• Given text:
↓

The COVID crisis is further fueling a climate emergency according to the United Nations Secretary General because G20 nations are spending considerably more stimulus funding on fossil energy than low-carbon projects.
The disconnect between political ambition and reality in the climate fight is not new, but the inability to get green in this crisis does not bode well for the success of the new round of national decarbonization pledges that were announced on the 5th anniversary of the Paris Agreement at the virtual Climate Ambition Summit.
Political posturing aside, the reality is that the decarbonization task is colossal and promises to be massively disruptive to a global population already pushed well beyond its comfort zone by COVID.
The scale of the challenge in achieving net-zero carbon emissions by 2050, just in the U.S., is detailed in a new Princeton University analysis. It determines that there are “technologically and economically plausible energy-system pathways” for the U.S. to meet this ambitious goal.
However, it requires “at least $2.5 trillion in additional capital investment” from government and the private sector over the next decade. The major investment decisions would need to begin immediately and ramp up through a decade-long clean energy transition.
This seems like a tough political lift in an environment where the U.S. Congress can barely agree on a sub-trillion dollar package to buttress the COVID-cratered economy.

↑

• Work task 1: In the decarbonization passage, how much additional capital investment does the Princeton analysis say the U.S. needs over the next decade?
• Work task 2: Carry on the decarbonization passage, starting after its final sentence.
The rows come from a separate source unrelated to the decarbonization passage.

• Data extract:
↓

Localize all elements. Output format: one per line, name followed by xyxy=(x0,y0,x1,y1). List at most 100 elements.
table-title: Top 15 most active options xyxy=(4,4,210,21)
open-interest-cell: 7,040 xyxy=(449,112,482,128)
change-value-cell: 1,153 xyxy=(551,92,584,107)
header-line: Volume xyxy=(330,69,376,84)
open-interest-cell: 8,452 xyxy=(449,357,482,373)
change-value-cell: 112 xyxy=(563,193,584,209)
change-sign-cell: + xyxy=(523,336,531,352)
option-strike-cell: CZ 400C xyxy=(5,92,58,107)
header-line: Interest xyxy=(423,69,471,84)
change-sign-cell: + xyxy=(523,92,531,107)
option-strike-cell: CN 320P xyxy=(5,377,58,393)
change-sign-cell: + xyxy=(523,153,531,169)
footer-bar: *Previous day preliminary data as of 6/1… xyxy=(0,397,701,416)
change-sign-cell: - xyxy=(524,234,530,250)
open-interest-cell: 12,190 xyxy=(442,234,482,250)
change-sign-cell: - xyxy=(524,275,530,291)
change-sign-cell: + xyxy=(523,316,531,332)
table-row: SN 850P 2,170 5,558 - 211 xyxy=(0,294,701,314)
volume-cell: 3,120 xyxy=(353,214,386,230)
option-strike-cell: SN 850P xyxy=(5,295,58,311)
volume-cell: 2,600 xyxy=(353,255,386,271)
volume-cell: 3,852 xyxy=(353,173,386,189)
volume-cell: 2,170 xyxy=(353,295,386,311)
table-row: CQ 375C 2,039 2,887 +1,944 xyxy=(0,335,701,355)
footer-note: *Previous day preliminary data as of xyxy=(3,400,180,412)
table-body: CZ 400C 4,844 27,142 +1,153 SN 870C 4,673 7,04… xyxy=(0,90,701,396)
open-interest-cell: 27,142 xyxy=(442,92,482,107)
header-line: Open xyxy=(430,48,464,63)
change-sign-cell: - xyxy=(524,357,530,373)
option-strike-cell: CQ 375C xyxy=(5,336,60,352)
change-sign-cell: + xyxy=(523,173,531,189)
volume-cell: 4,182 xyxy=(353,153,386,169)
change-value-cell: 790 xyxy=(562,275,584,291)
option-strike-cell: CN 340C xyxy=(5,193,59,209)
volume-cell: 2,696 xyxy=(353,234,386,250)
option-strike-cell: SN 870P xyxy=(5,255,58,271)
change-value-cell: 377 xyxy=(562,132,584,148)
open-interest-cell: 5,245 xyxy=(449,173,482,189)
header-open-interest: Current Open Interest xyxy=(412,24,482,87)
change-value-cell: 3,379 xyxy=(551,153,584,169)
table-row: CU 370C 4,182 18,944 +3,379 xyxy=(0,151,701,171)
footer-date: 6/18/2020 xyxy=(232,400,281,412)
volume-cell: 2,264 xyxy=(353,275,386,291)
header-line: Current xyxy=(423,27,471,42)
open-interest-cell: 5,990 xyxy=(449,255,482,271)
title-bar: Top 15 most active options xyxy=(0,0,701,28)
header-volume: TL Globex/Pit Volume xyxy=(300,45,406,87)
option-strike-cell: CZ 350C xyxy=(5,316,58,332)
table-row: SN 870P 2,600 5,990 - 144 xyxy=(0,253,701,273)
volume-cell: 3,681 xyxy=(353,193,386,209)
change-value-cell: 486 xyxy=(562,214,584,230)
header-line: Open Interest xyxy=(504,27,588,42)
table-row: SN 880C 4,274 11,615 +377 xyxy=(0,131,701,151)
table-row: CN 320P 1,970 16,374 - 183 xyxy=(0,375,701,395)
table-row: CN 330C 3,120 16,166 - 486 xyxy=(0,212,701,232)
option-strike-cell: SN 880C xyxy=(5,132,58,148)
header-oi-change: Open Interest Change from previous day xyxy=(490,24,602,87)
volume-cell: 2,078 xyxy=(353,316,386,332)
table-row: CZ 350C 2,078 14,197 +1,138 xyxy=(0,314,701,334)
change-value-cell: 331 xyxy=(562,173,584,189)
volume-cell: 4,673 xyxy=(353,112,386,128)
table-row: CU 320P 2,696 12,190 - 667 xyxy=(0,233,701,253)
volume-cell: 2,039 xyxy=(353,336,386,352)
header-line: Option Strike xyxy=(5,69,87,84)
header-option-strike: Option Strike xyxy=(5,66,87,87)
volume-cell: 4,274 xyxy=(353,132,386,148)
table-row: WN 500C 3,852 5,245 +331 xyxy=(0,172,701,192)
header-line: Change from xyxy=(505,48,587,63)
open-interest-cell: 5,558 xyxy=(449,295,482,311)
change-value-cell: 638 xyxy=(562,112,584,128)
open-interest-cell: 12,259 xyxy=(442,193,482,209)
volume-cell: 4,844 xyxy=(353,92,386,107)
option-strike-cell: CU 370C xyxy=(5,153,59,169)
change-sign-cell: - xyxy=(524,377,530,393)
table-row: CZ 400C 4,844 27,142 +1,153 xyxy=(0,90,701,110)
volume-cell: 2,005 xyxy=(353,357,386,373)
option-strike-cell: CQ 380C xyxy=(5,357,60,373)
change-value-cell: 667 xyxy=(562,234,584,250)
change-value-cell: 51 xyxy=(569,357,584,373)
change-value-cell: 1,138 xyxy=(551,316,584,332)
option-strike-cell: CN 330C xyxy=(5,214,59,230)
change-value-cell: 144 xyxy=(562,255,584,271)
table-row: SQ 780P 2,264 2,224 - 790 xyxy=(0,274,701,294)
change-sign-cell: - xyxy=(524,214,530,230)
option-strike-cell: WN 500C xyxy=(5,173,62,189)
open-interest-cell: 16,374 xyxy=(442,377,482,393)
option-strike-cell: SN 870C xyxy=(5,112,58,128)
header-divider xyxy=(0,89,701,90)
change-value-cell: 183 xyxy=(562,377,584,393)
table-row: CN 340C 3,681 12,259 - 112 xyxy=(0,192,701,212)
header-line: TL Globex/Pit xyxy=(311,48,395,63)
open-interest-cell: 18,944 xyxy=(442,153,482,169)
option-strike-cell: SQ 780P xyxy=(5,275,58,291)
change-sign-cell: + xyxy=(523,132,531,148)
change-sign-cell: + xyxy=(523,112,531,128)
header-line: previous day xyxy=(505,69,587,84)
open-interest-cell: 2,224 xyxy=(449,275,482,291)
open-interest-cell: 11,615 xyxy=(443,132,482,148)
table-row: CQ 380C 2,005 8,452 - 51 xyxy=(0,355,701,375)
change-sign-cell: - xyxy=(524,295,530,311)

↑

• Task answer 1: At least $2.5 trillion

• Task answer 2:
It also anticipates the achievement of “social license” from a broad range of American citizens for the massive expansion of renewable energy, transmission lines, electric vehicles, and electric home heating. This at a time when the country is in transition, after the 2020 election, from a period of intense partisan tribalism to hostile “political sectarianism.”
One tripwire for pushback to this energy revolution is that the exponential expansion of renewable energy possibly will require unsustainable amounts of territory, both onshore and offshore. This, potentially, is a more significant challenge for renewables than their intermittency and energy storage limitations.
One of the eight key priorities of the academic study that potentially can generate broad political and social support is the creation of “real options” for energy technology innovation. This includes hydrogen production as well as “clean, firm electricity resources” like natural gas with carbon capture, biopower plants, and advanced nuclear power. These technologies can support renewables and assist in mitigating their challenges.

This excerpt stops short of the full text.